How many lines of these entries hold the string "right"? Reply with the number alone.

## start Input

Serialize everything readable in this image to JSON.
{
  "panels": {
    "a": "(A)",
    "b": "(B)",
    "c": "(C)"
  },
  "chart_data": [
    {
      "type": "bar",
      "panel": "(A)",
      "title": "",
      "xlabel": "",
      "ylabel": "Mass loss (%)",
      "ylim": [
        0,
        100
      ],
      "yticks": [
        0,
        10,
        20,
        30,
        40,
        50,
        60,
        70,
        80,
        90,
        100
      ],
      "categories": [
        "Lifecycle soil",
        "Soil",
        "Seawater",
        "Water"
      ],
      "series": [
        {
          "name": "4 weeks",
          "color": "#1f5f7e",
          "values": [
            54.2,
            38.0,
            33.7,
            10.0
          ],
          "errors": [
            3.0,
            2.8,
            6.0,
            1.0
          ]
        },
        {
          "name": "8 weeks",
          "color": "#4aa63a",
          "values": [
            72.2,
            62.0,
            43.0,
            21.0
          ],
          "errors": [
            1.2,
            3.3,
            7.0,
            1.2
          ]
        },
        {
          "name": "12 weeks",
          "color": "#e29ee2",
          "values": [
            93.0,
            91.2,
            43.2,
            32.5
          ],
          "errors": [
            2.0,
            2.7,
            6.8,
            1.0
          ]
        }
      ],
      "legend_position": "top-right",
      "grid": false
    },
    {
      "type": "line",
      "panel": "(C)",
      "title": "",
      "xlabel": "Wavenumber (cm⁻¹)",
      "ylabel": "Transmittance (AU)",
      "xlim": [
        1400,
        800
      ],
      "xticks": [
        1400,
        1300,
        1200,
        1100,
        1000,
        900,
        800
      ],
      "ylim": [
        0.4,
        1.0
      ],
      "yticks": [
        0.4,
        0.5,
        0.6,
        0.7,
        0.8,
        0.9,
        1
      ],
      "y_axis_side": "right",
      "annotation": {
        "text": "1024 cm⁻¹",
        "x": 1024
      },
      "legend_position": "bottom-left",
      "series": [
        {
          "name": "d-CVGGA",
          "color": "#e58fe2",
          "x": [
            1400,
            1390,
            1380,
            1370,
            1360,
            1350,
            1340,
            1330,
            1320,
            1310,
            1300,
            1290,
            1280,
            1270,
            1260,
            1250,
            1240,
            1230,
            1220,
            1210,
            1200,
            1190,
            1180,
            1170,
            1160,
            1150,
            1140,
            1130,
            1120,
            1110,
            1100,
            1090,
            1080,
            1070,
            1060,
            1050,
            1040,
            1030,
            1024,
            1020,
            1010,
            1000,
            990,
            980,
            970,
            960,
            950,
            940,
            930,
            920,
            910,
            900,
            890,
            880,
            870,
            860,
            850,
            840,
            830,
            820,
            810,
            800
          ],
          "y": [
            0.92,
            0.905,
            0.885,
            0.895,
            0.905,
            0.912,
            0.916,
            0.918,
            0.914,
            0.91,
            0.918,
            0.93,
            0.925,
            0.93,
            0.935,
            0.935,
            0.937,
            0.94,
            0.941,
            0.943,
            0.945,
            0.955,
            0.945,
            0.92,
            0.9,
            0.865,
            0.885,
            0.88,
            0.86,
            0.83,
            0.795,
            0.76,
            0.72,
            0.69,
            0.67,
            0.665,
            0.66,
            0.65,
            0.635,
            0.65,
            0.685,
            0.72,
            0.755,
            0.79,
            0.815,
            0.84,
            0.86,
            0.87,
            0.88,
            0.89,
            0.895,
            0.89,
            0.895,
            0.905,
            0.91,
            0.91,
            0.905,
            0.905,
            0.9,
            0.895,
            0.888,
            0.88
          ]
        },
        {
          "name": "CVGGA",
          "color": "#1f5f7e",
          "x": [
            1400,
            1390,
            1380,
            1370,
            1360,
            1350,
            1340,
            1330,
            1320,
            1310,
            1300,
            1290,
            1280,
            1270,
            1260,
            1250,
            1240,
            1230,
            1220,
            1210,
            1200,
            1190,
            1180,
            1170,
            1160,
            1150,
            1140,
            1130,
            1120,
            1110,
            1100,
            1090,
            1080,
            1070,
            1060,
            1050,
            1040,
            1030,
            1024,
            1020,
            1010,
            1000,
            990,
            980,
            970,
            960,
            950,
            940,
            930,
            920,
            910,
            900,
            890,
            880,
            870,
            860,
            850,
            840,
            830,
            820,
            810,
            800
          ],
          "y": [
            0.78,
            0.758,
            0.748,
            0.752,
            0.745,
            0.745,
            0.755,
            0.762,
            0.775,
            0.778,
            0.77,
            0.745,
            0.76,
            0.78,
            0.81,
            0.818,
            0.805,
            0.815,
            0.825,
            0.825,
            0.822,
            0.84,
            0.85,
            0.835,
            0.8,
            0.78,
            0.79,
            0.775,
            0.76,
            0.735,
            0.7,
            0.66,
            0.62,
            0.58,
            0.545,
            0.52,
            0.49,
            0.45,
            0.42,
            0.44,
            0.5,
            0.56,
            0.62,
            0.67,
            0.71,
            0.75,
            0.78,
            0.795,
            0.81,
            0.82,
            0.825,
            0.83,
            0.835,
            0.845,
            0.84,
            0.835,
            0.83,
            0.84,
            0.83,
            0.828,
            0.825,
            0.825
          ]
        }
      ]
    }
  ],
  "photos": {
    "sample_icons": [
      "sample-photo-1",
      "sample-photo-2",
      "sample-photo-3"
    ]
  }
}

## end Input

Correct result: 2